→ TO DO
Please give the data below again in full, exactly as it stands.

[Start]

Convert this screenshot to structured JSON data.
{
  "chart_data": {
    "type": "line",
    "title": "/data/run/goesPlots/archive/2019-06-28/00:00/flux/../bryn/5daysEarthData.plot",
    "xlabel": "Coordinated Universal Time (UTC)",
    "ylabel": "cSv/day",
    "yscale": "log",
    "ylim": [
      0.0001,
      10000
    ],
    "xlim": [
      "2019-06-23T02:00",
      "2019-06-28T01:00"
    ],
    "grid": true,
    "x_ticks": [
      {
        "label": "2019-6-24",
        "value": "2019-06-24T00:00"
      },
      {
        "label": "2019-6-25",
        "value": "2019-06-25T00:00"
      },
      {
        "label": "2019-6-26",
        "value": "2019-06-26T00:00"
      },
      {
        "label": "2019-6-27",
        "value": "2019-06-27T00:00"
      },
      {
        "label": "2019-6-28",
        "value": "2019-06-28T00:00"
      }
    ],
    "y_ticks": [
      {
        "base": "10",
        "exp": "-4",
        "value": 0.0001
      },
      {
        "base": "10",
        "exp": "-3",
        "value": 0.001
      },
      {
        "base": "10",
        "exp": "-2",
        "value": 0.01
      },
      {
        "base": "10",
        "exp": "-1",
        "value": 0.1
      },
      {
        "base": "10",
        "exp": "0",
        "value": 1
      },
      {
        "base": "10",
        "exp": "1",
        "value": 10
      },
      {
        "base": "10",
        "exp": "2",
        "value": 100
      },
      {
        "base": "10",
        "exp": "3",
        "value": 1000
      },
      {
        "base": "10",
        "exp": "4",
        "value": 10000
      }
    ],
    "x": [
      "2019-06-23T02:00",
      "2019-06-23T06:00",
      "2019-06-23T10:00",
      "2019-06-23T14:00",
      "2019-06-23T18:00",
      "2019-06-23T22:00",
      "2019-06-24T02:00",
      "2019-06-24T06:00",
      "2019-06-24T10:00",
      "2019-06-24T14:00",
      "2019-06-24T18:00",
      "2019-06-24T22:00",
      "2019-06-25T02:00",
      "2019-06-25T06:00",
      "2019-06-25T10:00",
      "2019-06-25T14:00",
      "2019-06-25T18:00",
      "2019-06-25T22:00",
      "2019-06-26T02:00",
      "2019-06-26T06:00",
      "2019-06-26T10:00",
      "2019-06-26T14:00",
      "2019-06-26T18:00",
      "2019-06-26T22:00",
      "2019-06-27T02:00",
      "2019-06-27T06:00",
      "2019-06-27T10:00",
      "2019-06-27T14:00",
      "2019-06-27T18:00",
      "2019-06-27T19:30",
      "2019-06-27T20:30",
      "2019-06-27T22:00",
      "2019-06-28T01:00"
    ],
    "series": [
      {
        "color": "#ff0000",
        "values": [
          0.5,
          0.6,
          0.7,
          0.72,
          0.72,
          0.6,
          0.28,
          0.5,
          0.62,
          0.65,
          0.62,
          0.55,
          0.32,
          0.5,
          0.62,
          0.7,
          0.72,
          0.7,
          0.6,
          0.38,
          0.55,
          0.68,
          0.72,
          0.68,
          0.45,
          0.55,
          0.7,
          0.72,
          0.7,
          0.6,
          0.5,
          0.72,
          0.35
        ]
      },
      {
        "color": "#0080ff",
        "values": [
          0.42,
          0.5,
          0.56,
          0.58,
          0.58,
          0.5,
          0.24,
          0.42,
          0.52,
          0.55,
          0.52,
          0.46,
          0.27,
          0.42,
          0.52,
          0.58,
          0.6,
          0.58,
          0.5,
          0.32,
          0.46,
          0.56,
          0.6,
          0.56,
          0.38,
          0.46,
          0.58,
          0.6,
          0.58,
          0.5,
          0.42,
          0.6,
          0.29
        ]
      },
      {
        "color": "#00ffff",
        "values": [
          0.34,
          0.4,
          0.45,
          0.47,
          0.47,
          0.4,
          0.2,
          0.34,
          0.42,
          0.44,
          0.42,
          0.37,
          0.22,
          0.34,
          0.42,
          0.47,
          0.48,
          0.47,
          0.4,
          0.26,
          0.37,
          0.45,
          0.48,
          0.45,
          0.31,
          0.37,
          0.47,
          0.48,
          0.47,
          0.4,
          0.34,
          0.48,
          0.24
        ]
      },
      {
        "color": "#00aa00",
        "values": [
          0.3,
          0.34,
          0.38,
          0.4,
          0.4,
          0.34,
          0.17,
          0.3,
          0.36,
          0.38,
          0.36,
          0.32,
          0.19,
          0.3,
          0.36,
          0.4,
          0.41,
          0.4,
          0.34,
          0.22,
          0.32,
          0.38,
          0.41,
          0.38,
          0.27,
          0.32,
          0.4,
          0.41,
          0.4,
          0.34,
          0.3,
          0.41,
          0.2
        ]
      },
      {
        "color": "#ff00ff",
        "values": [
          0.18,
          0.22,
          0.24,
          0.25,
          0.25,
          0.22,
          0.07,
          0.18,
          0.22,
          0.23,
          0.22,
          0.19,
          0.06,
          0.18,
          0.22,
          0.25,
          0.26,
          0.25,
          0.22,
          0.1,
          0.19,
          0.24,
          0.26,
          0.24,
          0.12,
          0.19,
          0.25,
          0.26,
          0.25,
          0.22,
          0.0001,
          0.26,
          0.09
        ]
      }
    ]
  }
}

[End]

→ RESPONSE BELOW
Convert this screenshot to structured JSON data.
{
  "chart_data": {
    "type": "line",
    "title": "/data/run/goesPlots/archive/2019-06-28/00:00/flux/../bryn/5daysEarthData.plot",
    "xlabel": "Coordinated Universal Time (UTC)",
    "ylabel": "cSv/day",
    "yscale": "log",
    "ylim": [
      0.0001,
      10000
    ],
    "xlim": [
      "2019-06-23T02:00",
      "2019-06-28T01:00"
    ],
    "grid": true,
    "x_ticks": [
      {
        "label": "2019-6-24",
        "value": "2019-06-24T00:00"
      },
      {
        "label": "2019-6-25",
        "value": "2019-06-25T00:00"
      },
      {
        "label": "2019-6-26",
        "value": "2019-06-26T00:00"
      },
      {
        "label": "2019-6-27",
        "value": "2019-06-27T00:00"
      },
      {
        "label": "2019-6-28",
        "value": "2019-06-28T00:00"
      }
    ],
    "y_ticks": [
      {
        "base": "10",
        "exp": "-4",
        "value": 0.0001
      },
      {
        "base": "10",
        "exp": "-3",
        "value": 0.001
      },
      {
        "base": "10",
        "exp": "-2",
        "value": 0.01
      },
      {
        "base": "10",
        "exp": "-1",
        "value": 0.1
      },
      {
        "base": "10",
        "exp": "0",
        "value": 1
      },
      {
        "base": "10",
        "exp": "1",
        "value": 10
      },
      {
        "base": "10",
        "exp": "2",
        "value": 100
      },
      {
        "base": "10",
        "exp": "3",
        "value": 1000
      },
      {
        "base": "10",
        "exp": "4",
        "value": 10000
      }
    ],
    "x": [
      "2019-06-23T02:00",
      "2019-06-23T06:00",
      "2019-06-23T10:00",
      "2019-06-23T14:00",
      "2019-06-23T18:00",
      "2019-06-23T22:00",
      "2019-06-24T02:00",
      "2019-06-24T06:00",
      "2019-06-24T10:00",
      "2019-06-24T14:00",
      "2019-06-24T18:00",
      "2019-06-24T22:00",
      "2019-06-25T02:00",
      "2019-06-25T06:00",
      "2019-06-25T10:00",
      "2019-06-25T14:00",
      "2019-06-25T18:00",
      "2019-06-25T22:00",
      "2019-06-26T02:00",
      "2019-06-26T06:00",
      "2019-06-26T10:00",
      "2019-06-26T14:00",
      "2019-06-26T18:00",
      "2019-06-26T22:00",
      "2019-06-27T02:00",
      "2019-06-27T06:00",
      "2019-06-27T10:00",
      "2019-06-27T14:00",
      "2019-06-27T18:00",
      "2019-06-27T19:30",
      "2019-06-27T20:30",
      "2019-06-27T22:00",
      "2019-06-28T01:00"
    ],
    "series": [
      {
        "color": "#ff0000",
        "values": [
          0.5,
          0.6,
          0.7,
          0.72,
          0.72,
          0.6,
          0.28,
          0.5,
          0.62,
          0.65,
          0.62,
          0.55,
          0.32,
          0.5,
          0.62,
          0.7,
          0.72,
          0.7,
          0.6,
          0.38,
          0.55,
          0.68,
          0.72,
          0.68,
          0.45,
          0.55,
          0.7,
          0.72,
          0.7,
          0.6,
          0.5,
          0.72,
          0.35
        ]
      },
      {
        "color": "#0080ff",
        "values": [
          0.42,
          0.5,
          0.56,
          0.58,
          0.58,
          0.5,
          0.24,
          0.42,
          0.52,
          0.55,
          0.52,
          0.46,
          0.27,
          0.42,
          0.52,
          0.58,
          0.6,
          0.58,
          0.5,
          0.32,
          0.46,
          0.56,
          0.6,
          0.56,
          0.38,
          0.46,
          0.58,
          0.6,
          0.58,
          0.5,
          0.42,
          0.6,
          0.29
        ]
      },
      {
        "color": "#00ffff",
        "values": [
          0.34,
          0.4,
          0.45,
          0.47,
          0.47,
          0.4,
          0.2,
          0.34,
          0.42,
          0.44,
          0.42,
          0.37,
          0.22,
          0.34,
          0.42,
          0.47,
          0.48,
          0.47,
          0.4,
          0.26,
          0.37,
          0.45,
          0.48,
          0.45,
          0.31,
          0.37,
          0.47,
          0.48,
          0.47,
          0.4,
          0.34,
          0.48,
          0.24
        ]
      },
      {
        "color": "#00aa00",
        "values": [
          0.3,
          0.34,
          0.38,
          0.4,
          0.4,
          0.34,
          0.17,
          0.3,
          0.36,
          0.38,
          0.36,
          0.32,
          0.19,
          0.3,
          0.36,
          0.4,
          0.41,
          0.4,
          0.34,
          0.22,
          0.32,
          0.38,
          0.41,
          0.38,
          0.27,
          0.32,
          0.4,
          0.41,
          0.4,
          0.34,
          0.3,
          0.41,
          0.2
        ]
      },
      {
        "color": "#ff00ff",
        "values": [
          0.18,
          0.22,
          0.24,
          0.25,
          0.25,
          0.22,
          0.07,
          0.18,
          0.22,
          0.23,
          0.22,
          0.19,
          0.06,
          0.18,
          0.22,
          0.25,
          0.26,
          0.25,
          0.22,
          0.1,
          0.19,
          0.24,
          0.26,
          0.24,
          0.12,
          0.19,
          0.25,
          0.26,
          0.25,
          0.22,
          0.0001,
          0.26,
          0.09
        ]
      }
    ]
  }
}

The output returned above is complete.